- DATASET EXTRACT:
___

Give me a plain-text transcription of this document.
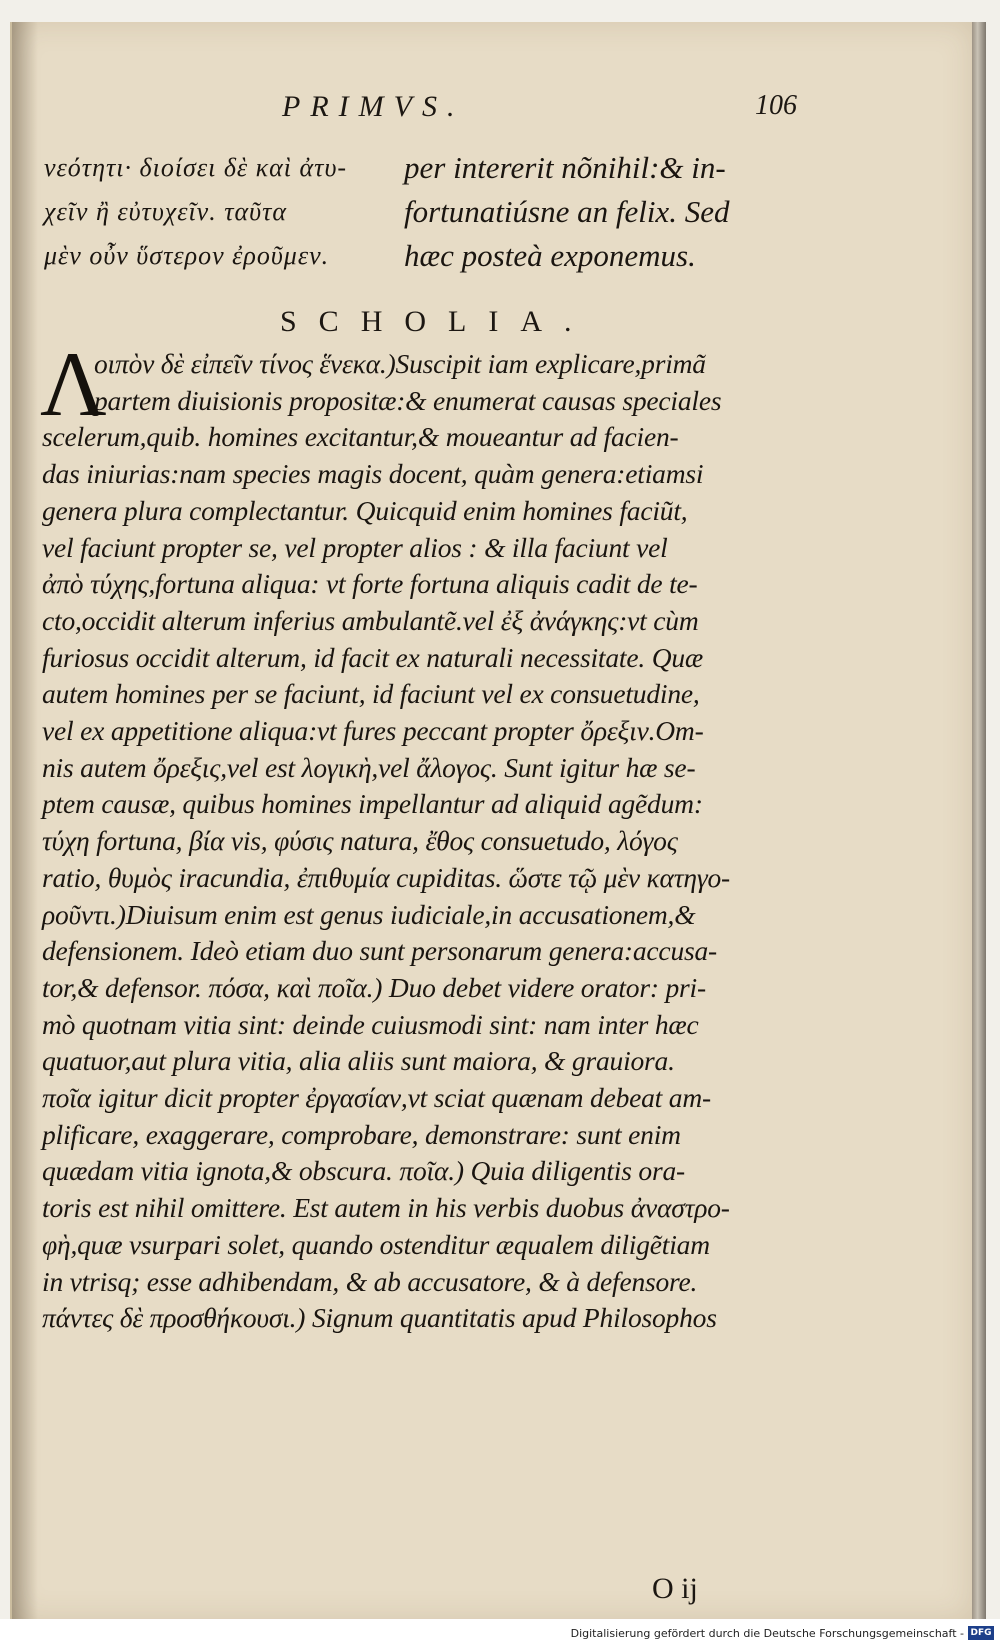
PRIMVS.	106
νεότητι· διοίσει δὲ καὶ ἀτυ-
χεῖν ἢ εὐτυχεῖν. ταῦτα
μὲν οὖν ὕστερον ἐροῦμεν.
per intererit nõnihil:& in-
fortunatiúsne an felix. Sed
hæc posteà exponemus.
SCHOLIA.
Λ
οιπὸν δὲ εἰπεῖν τίνος ἕνεκα.)Suscipit iam explicare,primã
partem diuisionis propositæ:& enumerat causas speciales
scelerum,quib. homines excitantur,& moueantur ad facien-
das iniurias:nam species magis docent, quàm genera:etiamsi
genera plura complectantur. Quicquid enim homines faciũt,
vel faciunt propter se, vel propter alios : & illa faciunt vel
ἀπὸ τύχης,fortuna aliqua: vt forte fortuna aliquis cadit de te-
cto,occidit alterum inferius ambulantẽ.vel ἐξ ἀνάγκης:vt cùm
furiosus occidit alterum, id facit ex naturali necessitate. Quæ
autem homines per se faciunt, id faciunt vel ex consuetudine,
vel ex appetitione aliqua:vt fures peccant propter ὄρεξιν.Om-
nis autem ὄρεξις,vel est λογικὴ,vel ἄλογος. Sunt igitur hæ se-
ptem causæ, quibus homines impellantur ad aliquid agẽdum:
τύχη fortuna, βία vis, φύσις natura, ἔθος consuetudo, λόγος
ratio, θυμὸς iracundia, ἐπιθυμία cupiditas. ὥστε τῷ μὲν κατηγο-
ροῦντι.)Diuisum enim est genus iudiciale,in accusationem,&
defensionem. Ideò etiam duo sunt personarum genera:accusa-
tor,& defensor. πόσα, καὶ ποῖα.) Duo debet videre orator: pri-
mò quotnam vitia sint: deinde cuiusmodi sint: nam inter hæc
quatuor,aut plura vitia, alia aliis sunt maiora, & grauiora.
ποῖα igitur dicit propter ἐργασίαν,vt sciat quænam debeat am-
plificare, exaggerare, comprobare, demonstrare: sunt enim
quædam vitia ignota,& obscura. ποῖα.) Quia diligentis ora-
toris est nihil omittere. Est autem in his verbis duobus ἀναστρο-
φὴ,quæ vsurpari solet, quando ostenditur æqualem diligẽtiam
in vtrisq; esse adhibendam, & ab accusatore, & à defensore.
πάντες δὲ προσθήκουσι.) Signum quantitatis apud Philosophos
O ij
Digitalisierung gefördert durch die Deutsche Forschungsgemeinschaft - DFG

___

- EXERCISE DESCRIPTION: Nothing in the entries should change as you copy them, except that the pictures are left out.

- TASK RESPONSE:
Give me a plain-text transcription of this document.
PRIMVS.	106
νεότητι· διοίσει δὲ καὶ ἀτυ-
χεῖν ἢ εὐτυχεῖν. ταῦτα
μὲν οὖν ὕστερον ἐροῦμεν.
per intererit nõnihil:& in-
fortunatiúsne an felix. Sed
hæc posteà exponemus.
SCHOLIA.
Λ
οιπὸν δὲ εἰπεῖν τίνος ἕνεκα.)Suscipit iam explicare,primã
partem diuisionis propositæ:& enumerat causas speciales
scelerum,quib. homines excitantur,& moueantur ad facien-
das iniurias:nam species magis docent, quàm genera:etiamsi
genera plura complectantur. Quicquid enim homines faciũt,
vel faciunt propter se, vel propter alios : & illa faciunt vel
ἀπὸ τύχης,fortuna aliqua: vt forte fortuna aliquis cadit de te-
cto,occidit alterum inferius ambulantẽ.vel ἐξ ἀνάγκης:vt cùm
furiosus occidit alterum, id facit ex naturali necessitate. Quæ
autem homines per se faciunt, id faciunt vel ex consuetudine,
vel ex appetitione aliqua:vt fures peccant propter ὄρεξιν.Om-
nis autem ὄρεξις,vel est λογικὴ,vel ἄλογος. Sunt igitur hæ se-
ptem causæ, quibus homines impellantur ad aliquid agẽdum:
τύχη fortuna, βία vis, φύσις natura, ἔθος consuetudo, λόγος
ratio, θυμὸς iracundia, ἐπιθυμία cupiditas. ὥστε τῷ μὲν κατηγο-
ροῦντι.)Diuisum enim est genus iudiciale,in accusationem,&
defensionem. Ideò etiam duo sunt personarum genera:accusa-
tor,& defensor. πόσα, καὶ ποῖα.) Duo debet videre orator: pri-
mò quotnam vitia sint: deinde cuiusmodi sint: nam inter hæc
quatuor,aut plura vitia, alia aliis sunt maiora, & grauiora.
ποῖα igitur dicit propter ἐργασίαν,vt sciat quænam debeat am-
plificare, exaggerare, comprobare, demonstrare: sunt enim
quædam vitia ignota,& obscura. ποῖα.) Quia diligentis ora-
toris est nihil omittere. Est autem in his verbis duobus ἀναστρο-
φὴ,quæ vsurpari solet, quando ostenditur æqualem diligẽtiam
in vtrisq; esse adhibendam, & ab accusatore, & à defensore.
πάντες δὲ προσθήκουσι.) Signum quantitatis apud Philosophos
O ij
Digitalisierung gefördert durch die Deutsche Forschungsgemeinschaft - DFG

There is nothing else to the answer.